:: Information shown ::

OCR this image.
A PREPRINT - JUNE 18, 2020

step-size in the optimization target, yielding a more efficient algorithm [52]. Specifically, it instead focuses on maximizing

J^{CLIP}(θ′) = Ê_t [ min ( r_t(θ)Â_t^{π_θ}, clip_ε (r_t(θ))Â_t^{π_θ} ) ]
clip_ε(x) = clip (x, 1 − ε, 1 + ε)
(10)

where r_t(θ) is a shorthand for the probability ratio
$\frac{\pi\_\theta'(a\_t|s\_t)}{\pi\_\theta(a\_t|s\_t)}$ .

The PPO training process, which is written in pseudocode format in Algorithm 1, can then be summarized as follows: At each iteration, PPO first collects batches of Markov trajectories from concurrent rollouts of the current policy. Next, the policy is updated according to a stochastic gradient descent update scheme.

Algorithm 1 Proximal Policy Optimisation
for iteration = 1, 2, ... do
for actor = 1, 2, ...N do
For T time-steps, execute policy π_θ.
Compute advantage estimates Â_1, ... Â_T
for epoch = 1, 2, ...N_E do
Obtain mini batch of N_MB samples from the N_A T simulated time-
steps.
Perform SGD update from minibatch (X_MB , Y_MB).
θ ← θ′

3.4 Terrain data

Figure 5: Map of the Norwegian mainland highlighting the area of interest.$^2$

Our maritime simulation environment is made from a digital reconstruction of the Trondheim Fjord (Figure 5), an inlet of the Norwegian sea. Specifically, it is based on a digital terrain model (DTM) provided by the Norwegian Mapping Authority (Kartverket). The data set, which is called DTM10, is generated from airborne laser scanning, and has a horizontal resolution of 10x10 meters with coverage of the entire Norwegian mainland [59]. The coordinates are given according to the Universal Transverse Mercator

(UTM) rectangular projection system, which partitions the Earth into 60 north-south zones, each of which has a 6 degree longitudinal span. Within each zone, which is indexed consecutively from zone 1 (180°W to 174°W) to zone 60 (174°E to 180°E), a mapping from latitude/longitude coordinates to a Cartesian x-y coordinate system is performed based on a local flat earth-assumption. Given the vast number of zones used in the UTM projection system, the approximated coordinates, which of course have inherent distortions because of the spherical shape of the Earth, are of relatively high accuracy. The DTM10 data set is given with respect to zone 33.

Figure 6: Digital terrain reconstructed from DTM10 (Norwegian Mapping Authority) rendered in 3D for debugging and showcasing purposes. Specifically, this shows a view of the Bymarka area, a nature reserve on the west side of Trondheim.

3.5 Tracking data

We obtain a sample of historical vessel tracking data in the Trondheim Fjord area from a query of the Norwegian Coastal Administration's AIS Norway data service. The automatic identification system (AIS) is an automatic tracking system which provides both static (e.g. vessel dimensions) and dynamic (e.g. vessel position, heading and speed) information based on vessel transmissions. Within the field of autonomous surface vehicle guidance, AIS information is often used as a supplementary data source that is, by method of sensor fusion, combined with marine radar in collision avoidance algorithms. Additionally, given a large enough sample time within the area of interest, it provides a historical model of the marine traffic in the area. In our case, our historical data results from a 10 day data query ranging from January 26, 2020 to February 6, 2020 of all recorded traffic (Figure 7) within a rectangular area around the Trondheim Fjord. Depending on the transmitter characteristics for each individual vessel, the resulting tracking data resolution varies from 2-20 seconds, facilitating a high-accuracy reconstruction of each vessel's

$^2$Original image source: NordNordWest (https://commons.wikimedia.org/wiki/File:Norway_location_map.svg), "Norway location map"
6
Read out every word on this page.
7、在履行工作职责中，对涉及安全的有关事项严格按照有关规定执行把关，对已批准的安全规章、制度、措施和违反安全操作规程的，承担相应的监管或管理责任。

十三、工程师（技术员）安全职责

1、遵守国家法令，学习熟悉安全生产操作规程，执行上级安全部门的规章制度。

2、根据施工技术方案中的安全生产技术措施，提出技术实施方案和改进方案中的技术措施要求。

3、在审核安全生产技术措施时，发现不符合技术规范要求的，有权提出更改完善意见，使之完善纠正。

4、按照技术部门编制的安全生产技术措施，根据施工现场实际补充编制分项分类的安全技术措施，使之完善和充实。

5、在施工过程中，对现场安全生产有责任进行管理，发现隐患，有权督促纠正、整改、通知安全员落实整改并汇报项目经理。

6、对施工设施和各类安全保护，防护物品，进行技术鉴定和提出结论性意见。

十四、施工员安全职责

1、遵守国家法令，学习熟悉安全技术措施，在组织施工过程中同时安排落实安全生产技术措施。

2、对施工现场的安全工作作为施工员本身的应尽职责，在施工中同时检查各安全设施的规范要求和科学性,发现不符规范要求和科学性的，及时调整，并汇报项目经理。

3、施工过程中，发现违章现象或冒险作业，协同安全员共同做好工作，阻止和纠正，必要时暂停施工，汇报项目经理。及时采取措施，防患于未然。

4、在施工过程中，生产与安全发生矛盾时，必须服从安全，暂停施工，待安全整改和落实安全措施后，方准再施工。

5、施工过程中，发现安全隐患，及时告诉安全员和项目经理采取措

:::

▶ [Exercise description] Locate the line that contains "Read out every word on this page.". Repeat it and every line after it, up to and including the final line, exactly.

▶ [Full output]
Read out every word on this page.
7、在履行工作职责中，对涉及安全的有关事项严格按照有关规定执行把关，对已批准的安全规章、制度、措施和违反安全操作规程的，承担相应的监管或管理责任。

十三、工程师（技术员）安全职责

1、遵守国家法令，学习熟悉安全生产操作规程，执行上级安全部门的规章制度。

2、根据施工技术方案中的安全生产技术措施，提出技术实施方案和改进方案中的技术措施要求。

3、在审核安全生产技术措施时，发现不符合技术规范要求的，有权提出更改完善意见，使之完善纠正。

4、按照技术部门编制的安全生产技术措施，根据施工现场实际补充编制分项分类的安全技术措施，使之完善和充实。

5、在施工过程中，对现场安全生产有责任进行管理，发现隐患，有权督促纠正、整改、通知安全员落实整改并汇报项目经理。

6、对施工设施和各类安全保护，防护物品，进行技术鉴定和提出结论性意见。

十四、施工员安全职责

1、遵守国家法令，学习熟悉安全技术措施，在组织施工过程中同时安排落实安全生产技术措施。

2、对施工现场的安全工作作为施工员本身的应尽职责，在施工中同时检查各安全设施的规范要求和科学性,发现不符规范要求和科学性的，及时调整，并汇报项目经理。

3、施工过程中，发现违章现象或冒险作业，协同安全员共同做好工作，阻止和纠正，必要时暂停施工，汇报项目经理。及时采取措施，防患于未然。

4、在施工过程中，生产与安全发生矛盾时，必须服从安全，暂停施工，待安全整改和落实安全措施后，方准再施工。

5、施工过程中，发现安全隐患，及时告诉安全员和项目经理采取措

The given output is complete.